Figure data in JSON
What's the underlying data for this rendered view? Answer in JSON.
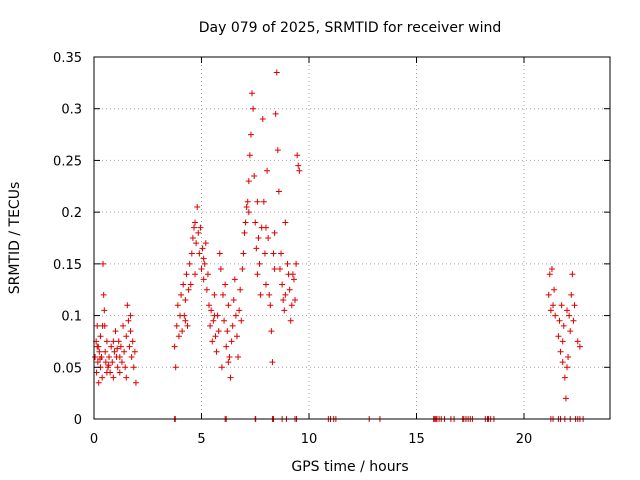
{
  "chart_data": {
    "type": "scatter",
    "title": "Day 079 of 2025, SRMTID for receiver wind",
    "xlabel": "GPS time / hours",
    "ylabel": "SRMTID / TECUs",
    "xlim": [
      0,
      24
    ],
    "ylim": [
      0,
      0.35
    ],
    "xticks": [
      0,
      5,
      10,
      15,
      20
    ],
    "xtick_labels": [
      "0",
      "5",
      "10",
      "15",
      "20"
    ],
    "yticks": [
      0,
      0.05,
      0.1,
      0.15,
      0.2,
      0.25,
      0.3,
      0.35
    ],
    "ytick_labels": [
      "0",
      "0.05",
      "0.1",
      "0.15",
      "0.2",
      "0.25",
      "0.3",
      "0.35"
    ],
    "grid": true,
    "marker": "plus",
    "color": "#e00000",
    "series": [
      {
        "name": "SRMTID",
        "points": [
          [
            0.05,
            0.06
          ],
          [
            0.1,
            0.075
          ],
          [
            0.12,
            0.045
          ],
          [
            0.15,
            0.09
          ],
          [
            0.18,
            0.055
          ],
          [
            0.2,
            0.07
          ],
          [
            0.22,
            0.035
          ],
          [
            0.25,
            0.065
          ],
          [
            0.3,
            0.05
          ],
          [
            0.3,
            0.08
          ],
          [
            0.35,
            0.06
          ],
          [
            0.38,
            0.04
          ],
          [
            0.42,
            0.15
          ],
          [
            0.45,
            0.12
          ],
          [
            0.48,
            0.105
          ],
          [
            0.5,
            0.09
          ],
          [
            0.52,
            0.065
          ],
          [
            0.55,
            0.055
          ],
          [
            0.6,
            0.075
          ],
          [
            0.65,
            0.05
          ],
          [
            0.7,
            0.06
          ],
          [
            0.75,
            0.045
          ],
          [
            0.8,
            0.07
          ],
          [
            0.85,
            0.055
          ],
          [
            0.9,
            0.04
          ],
          [
            0.95,
            0.065
          ],
          [
            1.0,
            0.085
          ],
          [
            1.05,
            0.06
          ],
          [
            1.1,
            0.05
          ],
          [
            1.15,
            0.075
          ],
          [
            1.2,
            0.045
          ],
          [
            1.25,
            0.07
          ],
          [
            1.3,
            0.055
          ],
          [
            1.35,
            0.09
          ],
          [
            1.4,
            0.065
          ],
          [
            1.45,
            0.05
          ],
          [
            1.5,
            0.08
          ],
          [
            1.55,
            0.11
          ],
          [
            1.6,
            0.095
          ],
          [
            1.65,
            0.07
          ],
          [
            1.7,
            0.085
          ],
          [
            1.75,
            0.06
          ],
          [
            1.8,
            0.075
          ],
          [
            1.85,
            0.05
          ],
          [
            1.9,
            0.065
          ],
          [
            1.95,
            0.035
          ],
          [
            0.4,
            0.09
          ],
          [
            0.6,
            0.045
          ],
          [
            0.9,
            0.075
          ],
          [
            1.2,
            0.06
          ],
          [
            1.5,
            0.04
          ],
          [
            1.7,
            0.1
          ],
          [
            0.15,
            0.07
          ],
          [
            0.28,
            0.058
          ],
          [
            0.68,
            0.052
          ],
          [
            1.08,
            0.068
          ],
          [
            3.75,
            0.07
          ],
          [
            3.8,
            0.05
          ],
          [
            3.85,
            0.09
          ],
          [
            3.9,
            0.11
          ],
          [
            3.95,
            0.08
          ],
          [
            4.0,
            0.1
          ],
          [
            4.05,
            0.12
          ],
          [
            4.1,
            0.085
          ],
          [
            4.15,
            0.13
          ],
          [
            4.2,
            0.1
          ],
          [
            4.25,
            0.115
          ],
          [
            4.3,
            0.14
          ],
          [
            4.35,
            0.09
          ],
          [
            4.4,
            0.125
          ],
          [
            4.45,
            0.15
          ],
          [
            4.5,
            0.13
          ],
          [
            4.55,
            0.16
          ],
          [
            4.6,
            0.175
          ],
          [
            4.65,
            0.185
          ],
          [
            4.7,
            0.19
          ],
          [
            4.75,
            0.17
          ],
          [
            4.8,
            0.205
          ],
          [
            4.85,
            0.18
          ],
          [
            4.9,
            0.16
          ],
          [
            4.95,
            0.185
          ],
          [
            5.0,
            0.145
          ],
          [
            5.05,
            0.165
          ],
          [
            5.1,
            0.135
          ],
          [
            5.15,
            0.15
          ],
          [
            5.2,
            0.17
          ],
          [
            5.25,
            0.125
          ],
          [
            5.3,
            0.14
          ],
          [
            5.35,
            0.11
          ],
          [
            5.4,
            0.09
          ],
          [
            5.45,
            0.105
          ],
          [
            5.5,
            0.075
          ],
          [
            5.55,
            0.095
          ],
          [
            5.6,
            0.12
          ],
          [
            5.65,
            0.08
          ],
          [
            5.7,
            0.065
          ],
          [
            5.75,
            0.1
          ],
          [
            5.8,
            0.085
          ],
          [
            5.85,
            0.16
          ],
          [
            5.9,
            0.145
          ],
          [
            5.95,
            0.05
          ],
          [
            6.0,
            0.12
          ],
          [
            6.05,
            0.095
          ],
          [
            6.1,
            0.13
          ],
          [
            6.15,
            0.07
          ],
          [
            6.2,
            0.085
          ],
          [
            6.25,
            0.11
          ],
          [
            6.3,
            0.06
          ],
          [
            6.35,
            0.04
          ],
          [
            6.4,
            0.075
          ],
          [
            6.45,
            0.09
          ],
          [
            6.5,
            0.115
          ],
          [
            6.55,
            0.135
          ],
          [
            6.6,
            0.1
          ],
          [
            6.65,
            0.08
          ],
          [
            6.7,
            0.06
          ],
          [
            6.75,
            0.105
          ],
          [
            6.8,
            0.125
          ],
          [
            6.85,
            0.095
          ],
          [
            6.9,
            0.145
          ],
          [
            6.95,
            0.16
          ],
          [
            7.0,
            0.18
          ],
          [
            7.05,
            0.19
          ],
          [
            7.1,
            0.205
          ],
          [
            7.15,
            0.21
          ],
          [
            7.2,
            0.23
          ],
          [
            7.25,
            0.255
          ],
          [
            7.3,
            0.275
          ],
          [
            7.35,
            0.315
          ],
          [
            7.4,
            0.3
          ],
          [
            7.45,
            0.235
          ],
          [
            7.5,
            0.19
          ],
          [
            7.55,
            0.165
          ],
          [
            7.6,
            0.14
          ],
          [
            7.65,
            0.175
          ],
          [
            7.7,
            0.15
          ],
          [
            7.75,
            0.12
          ],
          [
            7.8,
            0.185
          ],
          [
            7.85,
            0.29
          ],
          [
            7.9,
            0.21
          ],
          [
            7.95,
            0.16
          ],
          [
            8.0,
            0.13
          ],
          [
            8.05,
            0.24
          ],
          [
            8.1,
            0.175
          ],
          [
            8.15,
            0.12
          ],
          [
            8.2,
            0.11
          ],
          [
            8.25,
            0.085
          ],
          [
            8.3,
            0.055
          ],
          [
            8.35,
            0.16
          ],
          [
            8.4,
            0.18
          ],
          [
            8.45,
            0.295
          ],
          [
            8.5,
            0.335
          ],
          [
            8.55,
            0.26
          ],
          [
            8.6,
            0.22
          ],
          [
            8.65,
            0.145
          ],
          [
            8.7,
            0.16
          ],
          [
            8.75,
            0.13
          ],
          [
            8.8,
            0.115
          ],
          [
            8.85,
            0.105
          ],
          [
            8.9,
            0.12
          ],
          [
            9.0,
            0.15
          ],
          [
            9.05,
            0.14
          ],
          [
            9.1,
            0.125
          ],
          [
            9.15,
            0.095
          ],
          [
            9.2,
            0.11
          ],
          [
            9.25,
            0.14
          ],
          [
            9.3,
            0.135
          ],
          [
            9.35,
            0.115
          ],
          [
            9.4,
            0.15
          ],
          [
            9.45,
            0.255
          ],
          [
            9.5,
            0.245
          ],
          [
            9.55,
            0.24
          ],
          [
            4.25,
            0.095
          ],
          [
            4.7,
            0.14
          ],
          [
            5.1,
            0.155
          ],
          [
            5.6,
            0.1
          ],
          [
            6.25,
            0.055
          ],
          [
            7.2,
            0.2
          ],
          [
            7.6,
            0.21
          ],
          [
            8.0,
            0.185
          ],
          [
            8.4,
            0.145
          ],
          [
            8.9,
            0.19
          ],
          [
            21.15,
            0.12
          ],
          [
            21.2,
            0.14
          ],
          [
            21.25,
            0.105
          ],
          [
            21.3,
            0.145
          ],
          [
            21.35,
            0.11
          ],
          [
            21.4,
            0.125
          ],
          [
            21.45,
            0.1
          ],
          [
            21.6,
            0.08
          ],
          [
            21.65,
            0.095
          ],
          [
            21.7,
            0.065
          ],
          [
            21.75,
            0.11
          ],
          [
            21.8,
            0.075
          ],
          [
            21.85,
            0.09
          ],
          [
            21.9,
            0.04
          ],
          [
            21.95,
            0.02
          ],
          [
            22.0,
            0.105
          ],
          [
            22.05,
            0.06
          ],
          [
            22.1,
            0.1
          ],
          [
            22.15,
            0.085
          ],
          [
            22.2,
            0.12
          ],
          [
            22.25,
            0.14
          ],
          [
            22.3,
            0.095
          ],
          [
            22.35,
            0.11
          ],
          [
            22.5,
            0.075
          ],
          [
            22.6,
            0.07
          ],
          [
            21.8,
            0.055
          ],
          [
            22.0,
            0.05
          ]
        ]
      }
    ],
    "zero_points_x": [
      3.75,
      3.78,
      6.1,
      6.15,
      7.5,
      7.52,
      8.3,
      8.35,
      8.75,
      8.95,
      9.35,
      9.42,
      10.9,
      11.0,
      11.15,
      11.25,
      12.8,
      13.3,
      15.8,
      15.85,
      15.9,
      15.95,
      16.05,
      16.15,
      16.3,
      16.6,
      16.75,
      17.15,
      17.2,
      17.3,
      17.4,
      17.5,
      17.6,
      18.2,
      18.3,
      18.35,
      18.45,
      18.6,
      21.25,
      21.35,
      21.6,
      21.7,
      21.9,
      22.15,
      22.4,
      22.5,
      22.6,
      22.75
    ]
  }
}
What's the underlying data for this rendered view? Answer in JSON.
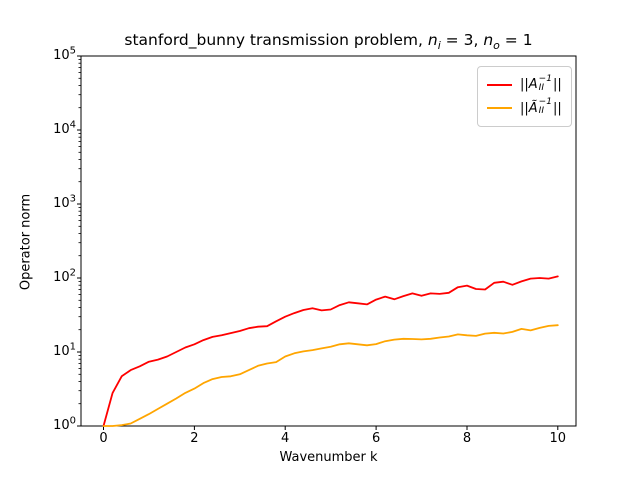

EXERCISE
Write out every line of the listing that holds the word "SRMTID".

SOLUTION FOR THIS PROBLEM
    "title": "Day 079 of 2025, SRMTID for receiver wind",
    "ylabel": "SRMTID / TECUs",
        "name": "SRMTID",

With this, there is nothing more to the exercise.